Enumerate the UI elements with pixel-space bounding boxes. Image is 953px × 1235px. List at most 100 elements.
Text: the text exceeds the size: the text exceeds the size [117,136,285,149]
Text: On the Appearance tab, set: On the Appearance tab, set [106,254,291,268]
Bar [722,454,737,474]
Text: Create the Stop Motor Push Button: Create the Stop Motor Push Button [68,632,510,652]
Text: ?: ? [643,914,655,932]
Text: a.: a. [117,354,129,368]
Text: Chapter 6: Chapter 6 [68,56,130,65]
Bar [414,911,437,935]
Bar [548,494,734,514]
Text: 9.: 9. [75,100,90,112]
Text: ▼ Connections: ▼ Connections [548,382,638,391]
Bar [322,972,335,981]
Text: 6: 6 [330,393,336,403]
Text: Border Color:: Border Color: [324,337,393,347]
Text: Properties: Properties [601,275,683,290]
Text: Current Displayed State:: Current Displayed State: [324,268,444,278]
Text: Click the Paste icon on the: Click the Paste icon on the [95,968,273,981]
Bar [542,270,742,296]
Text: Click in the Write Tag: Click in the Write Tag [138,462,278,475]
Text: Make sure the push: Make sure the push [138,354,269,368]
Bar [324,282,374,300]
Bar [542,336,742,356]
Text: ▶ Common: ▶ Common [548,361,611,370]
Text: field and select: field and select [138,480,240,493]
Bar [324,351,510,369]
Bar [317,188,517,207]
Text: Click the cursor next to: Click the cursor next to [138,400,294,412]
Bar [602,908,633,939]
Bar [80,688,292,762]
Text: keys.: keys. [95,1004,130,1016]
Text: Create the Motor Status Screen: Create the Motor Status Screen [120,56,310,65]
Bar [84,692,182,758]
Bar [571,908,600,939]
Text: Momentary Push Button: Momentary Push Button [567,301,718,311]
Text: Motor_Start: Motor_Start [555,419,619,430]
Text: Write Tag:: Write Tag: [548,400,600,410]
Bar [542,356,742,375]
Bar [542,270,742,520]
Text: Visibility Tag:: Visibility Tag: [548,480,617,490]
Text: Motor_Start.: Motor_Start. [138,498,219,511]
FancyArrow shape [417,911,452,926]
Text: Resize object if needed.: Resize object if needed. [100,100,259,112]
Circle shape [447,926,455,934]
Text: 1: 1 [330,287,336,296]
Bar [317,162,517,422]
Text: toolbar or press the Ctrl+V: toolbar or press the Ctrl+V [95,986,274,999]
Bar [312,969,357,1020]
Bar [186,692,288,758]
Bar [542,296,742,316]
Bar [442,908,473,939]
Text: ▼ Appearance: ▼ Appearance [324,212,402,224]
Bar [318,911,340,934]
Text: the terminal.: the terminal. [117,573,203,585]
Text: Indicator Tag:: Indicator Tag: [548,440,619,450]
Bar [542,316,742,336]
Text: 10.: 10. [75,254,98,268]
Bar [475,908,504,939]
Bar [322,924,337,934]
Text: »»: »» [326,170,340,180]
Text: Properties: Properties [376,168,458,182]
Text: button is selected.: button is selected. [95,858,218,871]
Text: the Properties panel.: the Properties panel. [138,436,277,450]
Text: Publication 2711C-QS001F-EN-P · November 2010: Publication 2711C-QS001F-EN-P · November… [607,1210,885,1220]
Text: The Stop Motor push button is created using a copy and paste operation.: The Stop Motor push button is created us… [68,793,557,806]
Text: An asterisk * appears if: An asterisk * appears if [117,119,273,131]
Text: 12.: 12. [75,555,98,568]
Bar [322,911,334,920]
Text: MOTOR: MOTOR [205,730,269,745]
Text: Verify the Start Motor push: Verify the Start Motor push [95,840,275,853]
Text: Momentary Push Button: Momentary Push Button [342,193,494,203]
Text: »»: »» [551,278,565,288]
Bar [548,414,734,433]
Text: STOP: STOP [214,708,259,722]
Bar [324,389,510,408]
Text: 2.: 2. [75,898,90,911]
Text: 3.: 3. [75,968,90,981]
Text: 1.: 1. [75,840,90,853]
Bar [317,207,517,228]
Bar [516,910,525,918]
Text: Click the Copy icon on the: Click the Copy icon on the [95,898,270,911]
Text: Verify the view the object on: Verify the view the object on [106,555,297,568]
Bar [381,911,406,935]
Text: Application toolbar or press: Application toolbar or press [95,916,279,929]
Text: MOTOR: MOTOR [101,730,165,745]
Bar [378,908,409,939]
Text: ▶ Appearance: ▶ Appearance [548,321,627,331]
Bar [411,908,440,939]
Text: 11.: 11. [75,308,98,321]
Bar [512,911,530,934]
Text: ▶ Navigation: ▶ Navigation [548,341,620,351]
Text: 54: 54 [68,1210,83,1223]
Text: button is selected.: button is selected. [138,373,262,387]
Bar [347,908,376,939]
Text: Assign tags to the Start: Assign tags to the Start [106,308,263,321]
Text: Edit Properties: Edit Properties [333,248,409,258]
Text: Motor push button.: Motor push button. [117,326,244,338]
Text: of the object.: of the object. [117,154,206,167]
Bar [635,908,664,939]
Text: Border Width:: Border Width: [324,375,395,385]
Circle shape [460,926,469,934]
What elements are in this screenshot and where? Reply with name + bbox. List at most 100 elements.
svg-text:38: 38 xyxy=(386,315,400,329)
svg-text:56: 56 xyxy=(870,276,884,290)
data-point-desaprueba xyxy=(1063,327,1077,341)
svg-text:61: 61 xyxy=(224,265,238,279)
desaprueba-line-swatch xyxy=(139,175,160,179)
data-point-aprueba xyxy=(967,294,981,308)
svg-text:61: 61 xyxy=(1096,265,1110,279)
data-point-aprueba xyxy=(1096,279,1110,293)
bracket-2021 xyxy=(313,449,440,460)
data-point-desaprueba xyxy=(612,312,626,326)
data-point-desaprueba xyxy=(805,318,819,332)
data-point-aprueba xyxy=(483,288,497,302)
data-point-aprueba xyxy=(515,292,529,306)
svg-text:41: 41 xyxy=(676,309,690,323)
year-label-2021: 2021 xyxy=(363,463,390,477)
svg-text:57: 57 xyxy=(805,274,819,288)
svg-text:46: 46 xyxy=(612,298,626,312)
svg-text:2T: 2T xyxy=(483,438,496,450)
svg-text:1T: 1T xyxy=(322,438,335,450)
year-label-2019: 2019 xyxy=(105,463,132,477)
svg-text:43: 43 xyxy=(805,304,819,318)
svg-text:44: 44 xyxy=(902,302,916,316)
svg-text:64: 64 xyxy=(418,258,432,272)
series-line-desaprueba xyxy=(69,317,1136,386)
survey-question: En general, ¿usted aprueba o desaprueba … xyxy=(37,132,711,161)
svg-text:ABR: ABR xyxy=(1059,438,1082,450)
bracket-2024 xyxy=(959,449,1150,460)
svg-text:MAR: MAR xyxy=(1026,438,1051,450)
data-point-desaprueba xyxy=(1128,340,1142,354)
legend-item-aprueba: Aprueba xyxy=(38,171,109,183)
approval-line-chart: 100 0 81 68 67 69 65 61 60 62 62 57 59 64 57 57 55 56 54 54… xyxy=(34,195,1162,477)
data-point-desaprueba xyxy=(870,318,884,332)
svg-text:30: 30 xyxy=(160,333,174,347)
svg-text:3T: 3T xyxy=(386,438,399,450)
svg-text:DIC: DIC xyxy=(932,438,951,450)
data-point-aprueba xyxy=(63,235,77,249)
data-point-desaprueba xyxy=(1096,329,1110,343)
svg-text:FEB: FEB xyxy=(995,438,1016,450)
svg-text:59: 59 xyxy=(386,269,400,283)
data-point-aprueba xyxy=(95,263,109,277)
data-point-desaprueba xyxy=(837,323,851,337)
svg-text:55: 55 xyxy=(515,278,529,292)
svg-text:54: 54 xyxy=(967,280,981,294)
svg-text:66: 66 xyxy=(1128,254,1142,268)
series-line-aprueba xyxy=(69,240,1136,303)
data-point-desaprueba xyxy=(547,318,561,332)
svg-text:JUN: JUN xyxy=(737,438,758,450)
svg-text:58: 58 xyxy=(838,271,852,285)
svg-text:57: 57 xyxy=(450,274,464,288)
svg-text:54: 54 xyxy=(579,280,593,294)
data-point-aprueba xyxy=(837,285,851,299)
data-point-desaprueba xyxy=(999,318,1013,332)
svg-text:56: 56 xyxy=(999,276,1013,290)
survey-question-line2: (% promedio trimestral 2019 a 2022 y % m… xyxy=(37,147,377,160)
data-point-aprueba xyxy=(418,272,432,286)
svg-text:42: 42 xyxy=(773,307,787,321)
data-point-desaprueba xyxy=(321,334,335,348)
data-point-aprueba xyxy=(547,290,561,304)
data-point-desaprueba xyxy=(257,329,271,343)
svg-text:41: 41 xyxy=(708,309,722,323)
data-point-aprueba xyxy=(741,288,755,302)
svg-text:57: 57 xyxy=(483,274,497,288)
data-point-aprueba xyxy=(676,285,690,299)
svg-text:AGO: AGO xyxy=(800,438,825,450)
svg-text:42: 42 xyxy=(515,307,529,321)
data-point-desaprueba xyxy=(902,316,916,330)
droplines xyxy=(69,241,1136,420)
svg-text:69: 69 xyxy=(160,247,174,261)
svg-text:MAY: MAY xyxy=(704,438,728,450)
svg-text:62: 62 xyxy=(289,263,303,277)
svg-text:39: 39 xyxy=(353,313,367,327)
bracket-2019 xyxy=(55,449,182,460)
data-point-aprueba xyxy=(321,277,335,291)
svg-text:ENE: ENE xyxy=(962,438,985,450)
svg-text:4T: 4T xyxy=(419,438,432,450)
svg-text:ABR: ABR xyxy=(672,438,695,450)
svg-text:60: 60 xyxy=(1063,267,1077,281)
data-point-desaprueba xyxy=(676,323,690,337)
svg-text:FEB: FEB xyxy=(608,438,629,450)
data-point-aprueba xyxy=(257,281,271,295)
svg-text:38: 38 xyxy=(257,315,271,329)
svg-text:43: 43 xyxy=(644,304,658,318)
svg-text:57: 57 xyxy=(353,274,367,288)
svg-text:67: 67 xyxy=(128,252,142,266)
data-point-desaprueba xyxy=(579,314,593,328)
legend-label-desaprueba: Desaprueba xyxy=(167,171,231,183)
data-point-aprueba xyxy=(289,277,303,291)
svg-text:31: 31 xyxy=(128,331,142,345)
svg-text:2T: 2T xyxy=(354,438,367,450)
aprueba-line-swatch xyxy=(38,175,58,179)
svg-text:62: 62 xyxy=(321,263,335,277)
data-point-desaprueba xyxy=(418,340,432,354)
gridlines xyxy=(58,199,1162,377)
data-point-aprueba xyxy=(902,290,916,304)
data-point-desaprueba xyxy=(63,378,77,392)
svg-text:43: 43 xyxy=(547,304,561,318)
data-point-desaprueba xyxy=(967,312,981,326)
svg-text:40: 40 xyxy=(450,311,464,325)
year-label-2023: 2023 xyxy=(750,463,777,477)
-------------------------
Task prompt: Can you copy out, word for word, every line from the very first one through the line containing "Text: Properties: Properties [601,275,683,290]", including both ends?

Finished answer:
Enumerate the UI elements with pixel-space bounding boxes. Image is 953px × 1235px. List at most 100 elements.
Text: the text exceeds the size: the text exceeds the size [117,136,285,149]
Text: On the Appearance tab, set: On the Appearance tab, set [106,254,291,268]
Bar [722,454,737,474]
Text: Create the Stop Motor Push Button: Create the Stop Motor Push Button [68,632,510,652]
Text: ?: ? [643,914,655,932]
Text: a.: a. [117,354,129,368]
Text: Chapter 6: Chapter 6 [68,56,130,65]
Bar [414,911,437,935]
Bar [548,494,734,514]
Text: 9.: 9. [75,100,90,112]
Text: ▼ Connections: ▼ Connections [548,382,638,391]
Bar [322,972,335,981]
Text: 6: 6 [330,393,336,403]
Text: Border Color:: Border Color: [324,337,393,347]
Text: Properties: Properties [601,275,683,290]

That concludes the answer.